Direction —
Copy out lines with the word "consulte" from the material that follows.
━━━ Records provided
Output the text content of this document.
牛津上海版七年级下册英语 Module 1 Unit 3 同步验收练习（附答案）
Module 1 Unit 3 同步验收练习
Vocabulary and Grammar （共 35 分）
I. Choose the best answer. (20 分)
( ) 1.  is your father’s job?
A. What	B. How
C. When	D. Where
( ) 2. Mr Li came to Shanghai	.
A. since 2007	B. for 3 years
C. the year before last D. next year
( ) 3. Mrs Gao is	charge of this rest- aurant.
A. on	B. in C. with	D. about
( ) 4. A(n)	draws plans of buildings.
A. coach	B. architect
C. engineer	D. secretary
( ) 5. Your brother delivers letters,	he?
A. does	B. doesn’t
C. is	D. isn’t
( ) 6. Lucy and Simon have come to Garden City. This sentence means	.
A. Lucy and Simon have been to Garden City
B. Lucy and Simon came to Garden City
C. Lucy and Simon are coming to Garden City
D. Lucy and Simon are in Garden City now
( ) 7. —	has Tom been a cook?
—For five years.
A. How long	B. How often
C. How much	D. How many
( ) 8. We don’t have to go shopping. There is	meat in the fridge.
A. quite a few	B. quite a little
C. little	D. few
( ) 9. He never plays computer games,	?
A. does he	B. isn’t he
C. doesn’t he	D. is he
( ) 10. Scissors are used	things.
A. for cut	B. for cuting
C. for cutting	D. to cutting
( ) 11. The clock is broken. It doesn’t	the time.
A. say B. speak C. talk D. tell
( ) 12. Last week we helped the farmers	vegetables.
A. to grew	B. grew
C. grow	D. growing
━━━━━━
━━━ Records provided
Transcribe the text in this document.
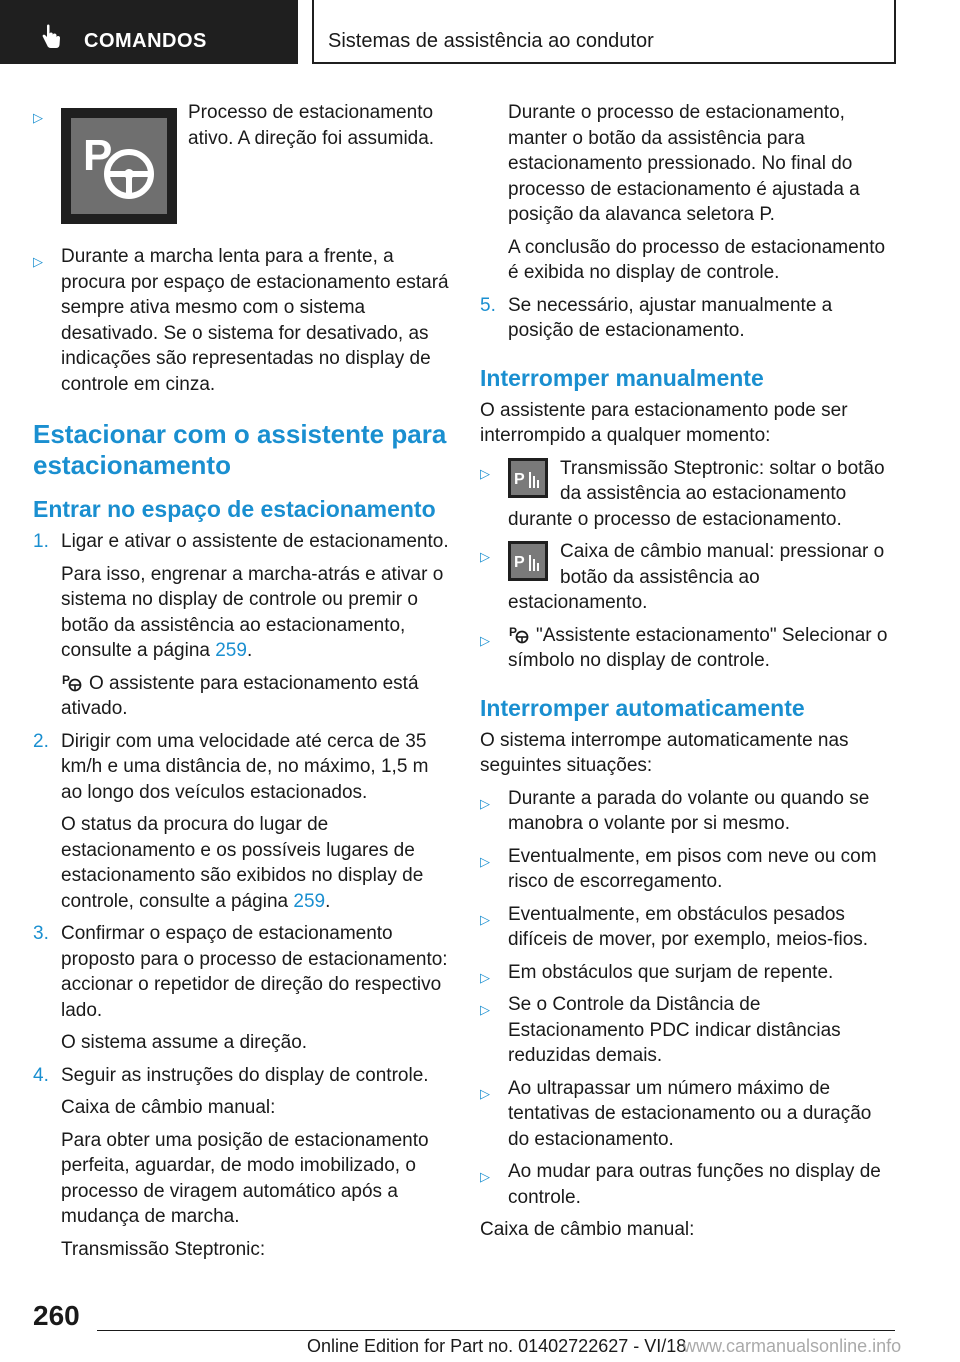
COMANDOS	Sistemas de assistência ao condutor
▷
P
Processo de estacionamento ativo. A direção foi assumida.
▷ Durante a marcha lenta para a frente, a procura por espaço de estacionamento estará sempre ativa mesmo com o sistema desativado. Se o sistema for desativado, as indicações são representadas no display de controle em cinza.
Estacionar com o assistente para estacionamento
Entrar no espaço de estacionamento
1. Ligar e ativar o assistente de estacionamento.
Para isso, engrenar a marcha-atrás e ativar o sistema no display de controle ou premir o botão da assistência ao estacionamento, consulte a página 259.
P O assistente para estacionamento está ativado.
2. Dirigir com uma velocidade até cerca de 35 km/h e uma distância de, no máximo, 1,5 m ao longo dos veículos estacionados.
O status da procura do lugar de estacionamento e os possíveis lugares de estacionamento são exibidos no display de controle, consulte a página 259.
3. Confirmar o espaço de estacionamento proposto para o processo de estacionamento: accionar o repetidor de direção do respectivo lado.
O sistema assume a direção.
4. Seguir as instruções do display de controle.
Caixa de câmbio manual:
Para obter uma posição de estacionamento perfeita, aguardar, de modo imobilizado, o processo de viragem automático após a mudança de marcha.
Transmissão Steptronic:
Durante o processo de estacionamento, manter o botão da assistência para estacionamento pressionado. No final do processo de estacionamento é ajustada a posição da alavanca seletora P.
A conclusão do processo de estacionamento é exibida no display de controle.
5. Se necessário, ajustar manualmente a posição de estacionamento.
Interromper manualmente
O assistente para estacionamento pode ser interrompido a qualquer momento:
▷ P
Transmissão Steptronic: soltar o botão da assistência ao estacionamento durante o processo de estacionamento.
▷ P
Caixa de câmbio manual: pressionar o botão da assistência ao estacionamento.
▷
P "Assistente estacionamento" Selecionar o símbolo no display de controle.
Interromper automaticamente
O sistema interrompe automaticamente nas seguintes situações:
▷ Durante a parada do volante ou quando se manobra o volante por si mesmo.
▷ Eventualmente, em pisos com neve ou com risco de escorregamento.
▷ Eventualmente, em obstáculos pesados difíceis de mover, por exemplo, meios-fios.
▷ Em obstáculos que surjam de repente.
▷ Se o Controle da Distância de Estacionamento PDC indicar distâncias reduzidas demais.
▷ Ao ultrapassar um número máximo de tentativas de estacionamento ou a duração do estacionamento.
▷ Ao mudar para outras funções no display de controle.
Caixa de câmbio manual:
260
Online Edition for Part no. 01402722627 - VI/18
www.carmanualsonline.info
━━━━━━
━━━ Records provided
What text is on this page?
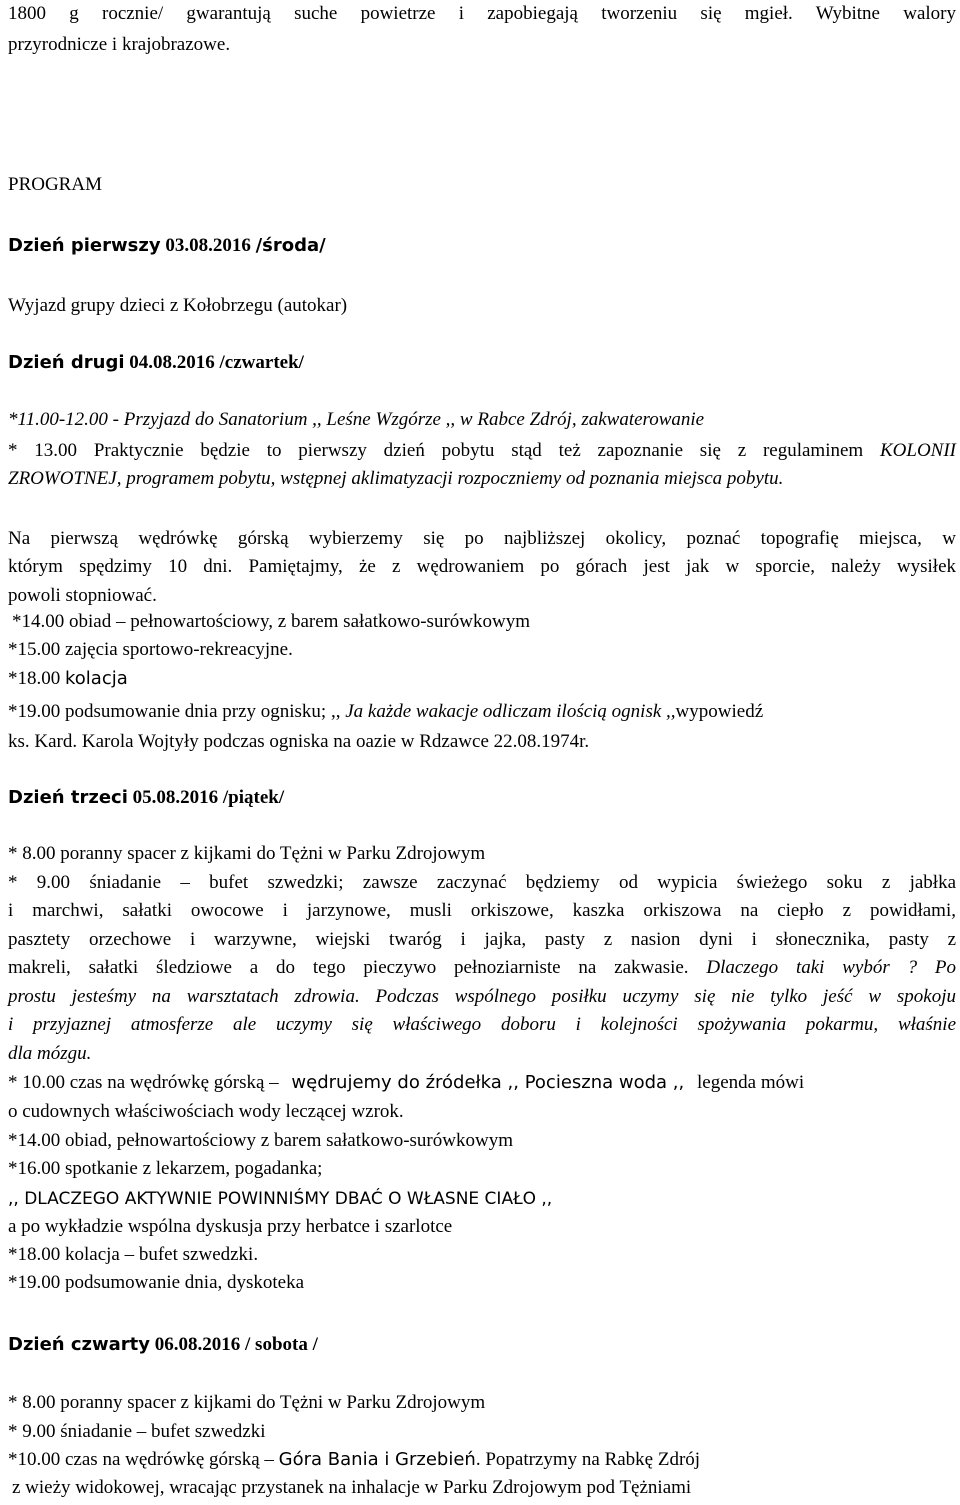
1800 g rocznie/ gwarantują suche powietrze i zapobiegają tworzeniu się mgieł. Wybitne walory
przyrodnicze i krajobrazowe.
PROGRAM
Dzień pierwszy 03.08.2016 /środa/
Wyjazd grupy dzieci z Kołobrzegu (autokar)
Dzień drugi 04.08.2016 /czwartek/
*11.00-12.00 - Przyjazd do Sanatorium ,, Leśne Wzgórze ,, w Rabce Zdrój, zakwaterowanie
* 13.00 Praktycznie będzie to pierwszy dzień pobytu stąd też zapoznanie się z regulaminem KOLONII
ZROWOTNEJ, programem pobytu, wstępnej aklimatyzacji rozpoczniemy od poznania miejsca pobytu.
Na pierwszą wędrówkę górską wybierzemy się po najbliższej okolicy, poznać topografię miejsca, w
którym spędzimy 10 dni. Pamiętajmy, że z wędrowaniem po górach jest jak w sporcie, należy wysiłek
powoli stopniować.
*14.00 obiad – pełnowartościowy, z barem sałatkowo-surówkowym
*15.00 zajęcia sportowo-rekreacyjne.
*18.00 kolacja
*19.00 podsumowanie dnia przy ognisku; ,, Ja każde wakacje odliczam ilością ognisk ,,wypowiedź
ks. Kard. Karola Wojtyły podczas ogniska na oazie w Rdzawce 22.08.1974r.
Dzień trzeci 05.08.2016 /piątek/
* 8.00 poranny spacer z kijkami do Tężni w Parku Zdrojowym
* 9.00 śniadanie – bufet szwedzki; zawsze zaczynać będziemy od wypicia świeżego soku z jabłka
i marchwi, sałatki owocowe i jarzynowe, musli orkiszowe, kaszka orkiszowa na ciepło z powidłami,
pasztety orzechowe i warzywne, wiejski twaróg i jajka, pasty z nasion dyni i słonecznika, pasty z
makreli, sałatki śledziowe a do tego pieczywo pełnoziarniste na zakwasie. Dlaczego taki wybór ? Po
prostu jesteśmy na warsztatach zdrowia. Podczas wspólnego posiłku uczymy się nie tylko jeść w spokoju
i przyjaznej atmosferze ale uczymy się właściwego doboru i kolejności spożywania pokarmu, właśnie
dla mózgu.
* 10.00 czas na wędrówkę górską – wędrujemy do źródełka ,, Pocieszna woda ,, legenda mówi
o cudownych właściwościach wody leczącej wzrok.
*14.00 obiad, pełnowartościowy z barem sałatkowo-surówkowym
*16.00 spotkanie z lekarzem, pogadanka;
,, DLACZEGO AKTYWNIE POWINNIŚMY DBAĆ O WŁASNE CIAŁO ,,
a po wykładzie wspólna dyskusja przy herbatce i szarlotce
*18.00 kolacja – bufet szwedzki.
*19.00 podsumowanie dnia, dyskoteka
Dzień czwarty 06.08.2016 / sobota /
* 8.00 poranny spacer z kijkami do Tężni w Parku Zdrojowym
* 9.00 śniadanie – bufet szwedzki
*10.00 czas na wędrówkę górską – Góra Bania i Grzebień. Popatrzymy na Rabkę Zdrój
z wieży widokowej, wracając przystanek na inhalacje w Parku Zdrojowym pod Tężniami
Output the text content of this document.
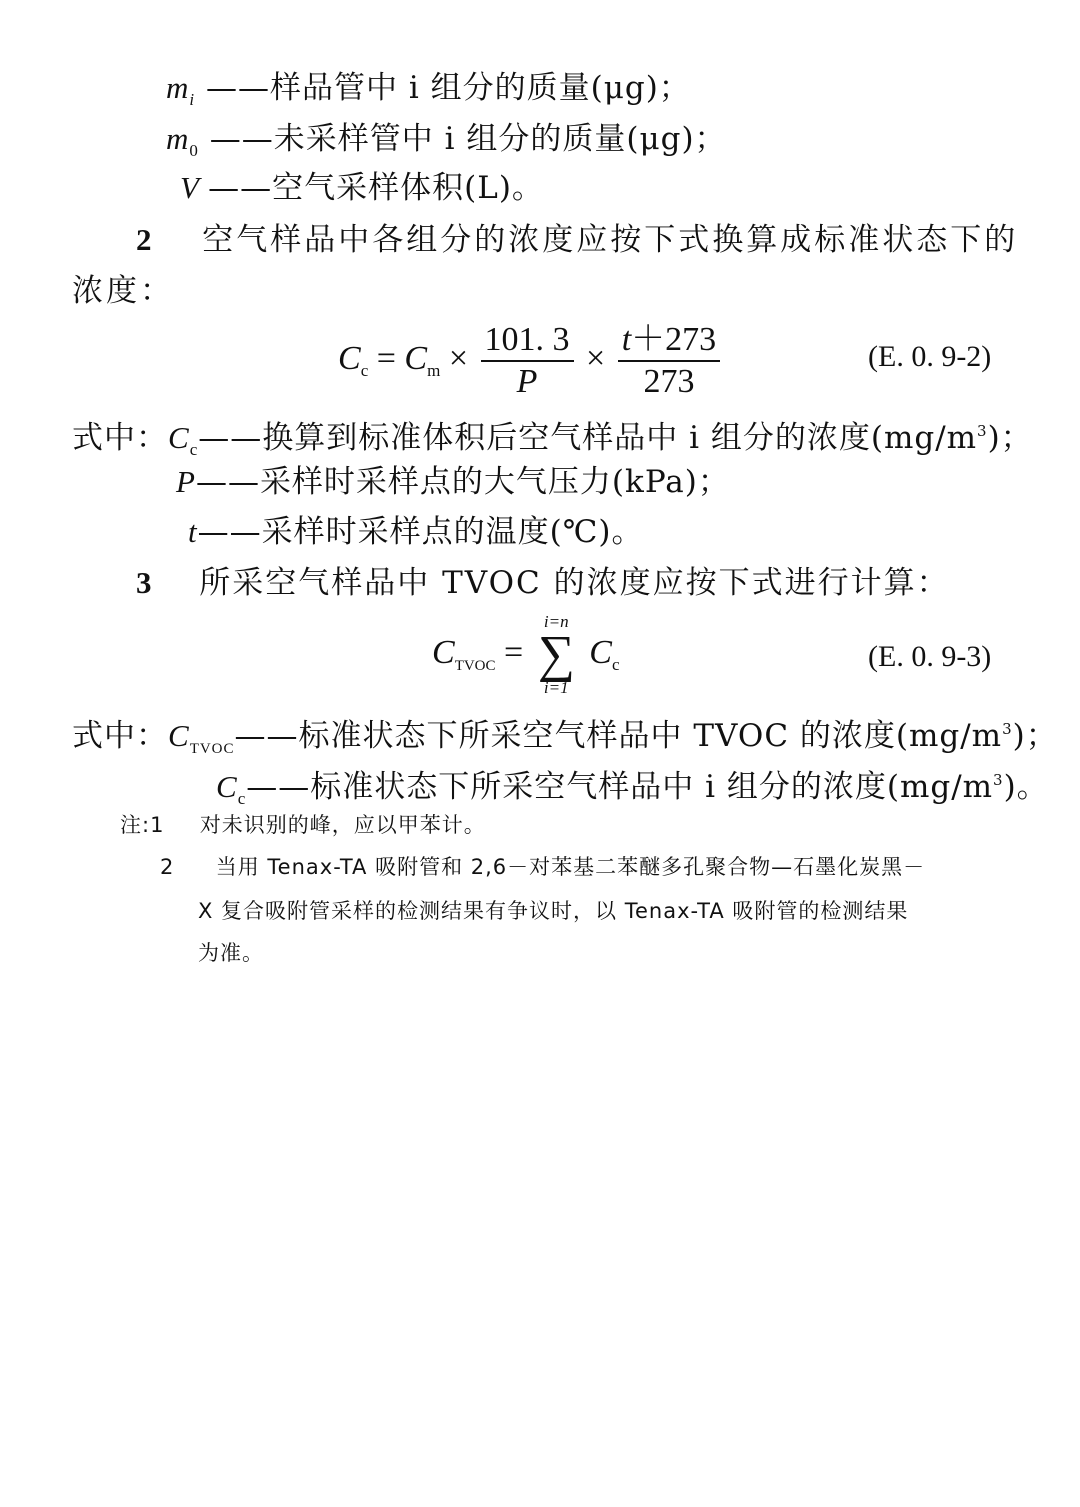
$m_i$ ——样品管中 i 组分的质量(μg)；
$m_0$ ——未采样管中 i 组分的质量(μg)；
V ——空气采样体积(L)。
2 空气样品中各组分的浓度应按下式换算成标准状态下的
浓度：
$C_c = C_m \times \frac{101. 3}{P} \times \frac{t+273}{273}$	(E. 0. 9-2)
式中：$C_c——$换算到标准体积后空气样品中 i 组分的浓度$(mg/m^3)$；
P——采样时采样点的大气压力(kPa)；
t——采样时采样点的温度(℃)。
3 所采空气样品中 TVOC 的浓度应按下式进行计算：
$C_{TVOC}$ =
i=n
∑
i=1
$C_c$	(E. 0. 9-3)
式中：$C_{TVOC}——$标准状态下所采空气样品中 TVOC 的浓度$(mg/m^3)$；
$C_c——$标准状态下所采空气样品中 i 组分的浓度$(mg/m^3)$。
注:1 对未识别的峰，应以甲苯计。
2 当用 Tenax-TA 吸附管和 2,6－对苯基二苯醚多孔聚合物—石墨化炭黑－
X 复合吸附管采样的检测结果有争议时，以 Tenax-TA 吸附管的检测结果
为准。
━━━━━━
Expected output —
Para isso, engrenar a marcha-atrás e ativar o sistema no display de controle ou premir o botão da assistência ao estacionamento, consulte a página 259.
O status da procura do lugar de estacionamento e os possíveis lugares de estacionamento são exibidos no display de controle, consulte a página 259.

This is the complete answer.